Prompt –
Each line below is to be written out in full, exactly as shown.

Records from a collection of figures
>> BEGIN

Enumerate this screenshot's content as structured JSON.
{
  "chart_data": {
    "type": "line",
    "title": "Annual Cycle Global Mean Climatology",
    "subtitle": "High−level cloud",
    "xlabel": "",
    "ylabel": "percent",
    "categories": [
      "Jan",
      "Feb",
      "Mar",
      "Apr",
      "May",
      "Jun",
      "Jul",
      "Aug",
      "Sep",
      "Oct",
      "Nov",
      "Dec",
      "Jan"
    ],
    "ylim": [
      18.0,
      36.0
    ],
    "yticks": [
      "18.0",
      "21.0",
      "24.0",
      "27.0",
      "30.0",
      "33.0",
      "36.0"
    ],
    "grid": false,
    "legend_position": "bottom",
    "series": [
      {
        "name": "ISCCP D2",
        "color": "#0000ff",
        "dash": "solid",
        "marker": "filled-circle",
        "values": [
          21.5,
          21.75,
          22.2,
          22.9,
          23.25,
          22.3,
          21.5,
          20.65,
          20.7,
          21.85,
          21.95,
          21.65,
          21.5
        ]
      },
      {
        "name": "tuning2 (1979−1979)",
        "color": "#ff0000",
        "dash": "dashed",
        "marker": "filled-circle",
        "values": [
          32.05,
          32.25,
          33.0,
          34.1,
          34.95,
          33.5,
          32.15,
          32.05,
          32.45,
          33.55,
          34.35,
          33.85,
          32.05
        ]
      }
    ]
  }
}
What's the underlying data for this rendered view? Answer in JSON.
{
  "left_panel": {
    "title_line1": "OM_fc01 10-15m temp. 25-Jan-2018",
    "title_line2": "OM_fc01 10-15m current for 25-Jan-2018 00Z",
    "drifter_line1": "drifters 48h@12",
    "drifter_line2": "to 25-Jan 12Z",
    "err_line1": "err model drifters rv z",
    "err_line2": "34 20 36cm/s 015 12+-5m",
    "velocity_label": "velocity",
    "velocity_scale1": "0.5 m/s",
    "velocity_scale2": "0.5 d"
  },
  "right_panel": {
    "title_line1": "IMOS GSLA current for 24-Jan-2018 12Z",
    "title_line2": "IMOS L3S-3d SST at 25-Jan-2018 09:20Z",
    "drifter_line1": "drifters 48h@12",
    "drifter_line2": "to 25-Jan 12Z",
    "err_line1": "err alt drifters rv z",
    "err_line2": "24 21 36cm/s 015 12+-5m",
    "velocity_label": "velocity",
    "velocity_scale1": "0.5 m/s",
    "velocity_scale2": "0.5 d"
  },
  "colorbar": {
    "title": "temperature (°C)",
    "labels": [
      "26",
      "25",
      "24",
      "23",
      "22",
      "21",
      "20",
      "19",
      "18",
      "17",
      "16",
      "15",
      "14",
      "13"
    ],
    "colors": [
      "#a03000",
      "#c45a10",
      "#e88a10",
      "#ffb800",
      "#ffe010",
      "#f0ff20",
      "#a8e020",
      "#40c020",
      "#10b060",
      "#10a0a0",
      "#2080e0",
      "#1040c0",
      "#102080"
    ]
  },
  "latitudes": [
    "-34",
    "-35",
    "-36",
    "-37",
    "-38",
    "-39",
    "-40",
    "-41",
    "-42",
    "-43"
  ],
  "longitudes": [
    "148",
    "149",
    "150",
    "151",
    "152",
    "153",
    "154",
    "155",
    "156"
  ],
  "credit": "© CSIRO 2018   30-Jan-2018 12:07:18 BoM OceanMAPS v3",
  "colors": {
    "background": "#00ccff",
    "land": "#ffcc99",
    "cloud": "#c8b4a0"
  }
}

>> END

Solution below –
Enumerate this screenshot's content as structured JSON.
{
  "chart_data": {
    "type": "line",
    "title": "Annual Cycle Global Mean Climatology",
    "subtitle": "High−level cloud",
    "xlabel": "",
    "ylabel": "percent",
    "categories": [
      "Jan",
      "Feb",
      "Mar",
      "Apr",
      "May",
      "Jun",
      "Jul",
      "Aug",
      "Sep",
      "Oct",
      "Nov",
      "Dec",
      "Jan"
    ],
    "ylim": [
      18.0,
      36.0
    ],
    "yticks": [
      "18.0",
      "21.0",
      "24.0",
      "27.0",
      "30.0",
      "33.0",
      "36.0"
    ],
    "grid": false,
    "legend_position": "bottom",
    "series": [
      {
        "name": "ISCCP D2",
        "color": "#0000ff",
        "dash": "solid",
        "marker": "filled-circle",
        "values": [
          21.5,
          21.75,
          22.2,
          22.9,
          23.25,
          22.3,
          21.5,
          20.65,
          20.7,
          21.85,
          21.95,
          21.65,
          21.5
        ]
      },
      {
        "name": "tuning2 (1979−1979)",
        "color": "#ff0000",
        "dash": "dashed",
        "marker": "filled-circle",
        "values": [
          32.05,
          32.25,
          33.0,
          34.1,
          34.95,
          33.5,
          32.15,
          32.05,
          32.45,
          33.55,
          34.35,
          33.85,
          32.05
        ]
      }
    ]
  }
}
What's the underlying data for this rendered view? Answer in JSON.
{
  "left_panel": {
    "title_line1": "OM_fc01 10-15m temp. 25-Jan-2018",
    "title_line2": "OM_fc01 10-15m current for 25-Jan-2018 00Z",
    "drifter_line1": "drifters 48h@12",
    "drifter_line2": "to 25-Jan 12Z",
    "err_line1": "err model drifters rv z",
    "err_line2": "34 20 36cm/s 015 12+-5m",
    "velocity_label": "velocity",
    "velocity_scale1": "0.5 m/s",
    "velocity_scale2": "0.5 d"
  },
  "right_panel": {
    "title_line1": "IMOS GSLA current for 24-Jan-2018 12Z",
    "title_line2": "IMOS L3S-3d SST at 25-Jan-2018 09:20Z",
    "drifter_line1": "drifters 48h@12",
    "drifter_line2": "to 25-Jan 12Z",
    "err_line1": "err alt drifters rv z",
    "err_line2": "24 21 36cm/s 015 12+-5m",
    "velocity_label": "velocity",
    "velocity_scale1": "0.5 m/s",
    "velocity_scale2": "0.5 d"
  },
  "colorbar": {
    "title": "temperature (°C)",
    "labels": [
      "26",
      "25",
      "24",
      "23",
      "22",
      "21",
      "20",
      "19",
      "18",
      "17",
      "16",
      "15",
      "14",
      "13"
    ],
    "colors": [
      "#a03000",
      "#c45a10",
      "#e88a10",
      "#ffb800",
      "#ffe010",
      "#f0ff20",
      "#a8e020",
      "#40c020",
      "#10b060",
      "#10a0a0",
      "#2080e0",
      "#1040c0",
      "#102080"
    ]
  },
  "latitudes": [
    "-34",
    "-35",
    "-36",
    "-37",
    "-38",
    "-39",
    "-40",
    "-41",
    "-42",
    "-43"
  ],
  "longitudes": [
    "148",
    "149",
    "150",
    "151",
    "152",
    "153",
    "154",
    "155",
    "156"
  ],
  "credit": "© CSIRO 2018   30-Jan-2018 12:07:18 BoM OceanMAPS v3",
  "colors": {
    "background": "#00ccff",
    "land": "#ffcc99",
    "cloud": "#c8b4a0"
  }
}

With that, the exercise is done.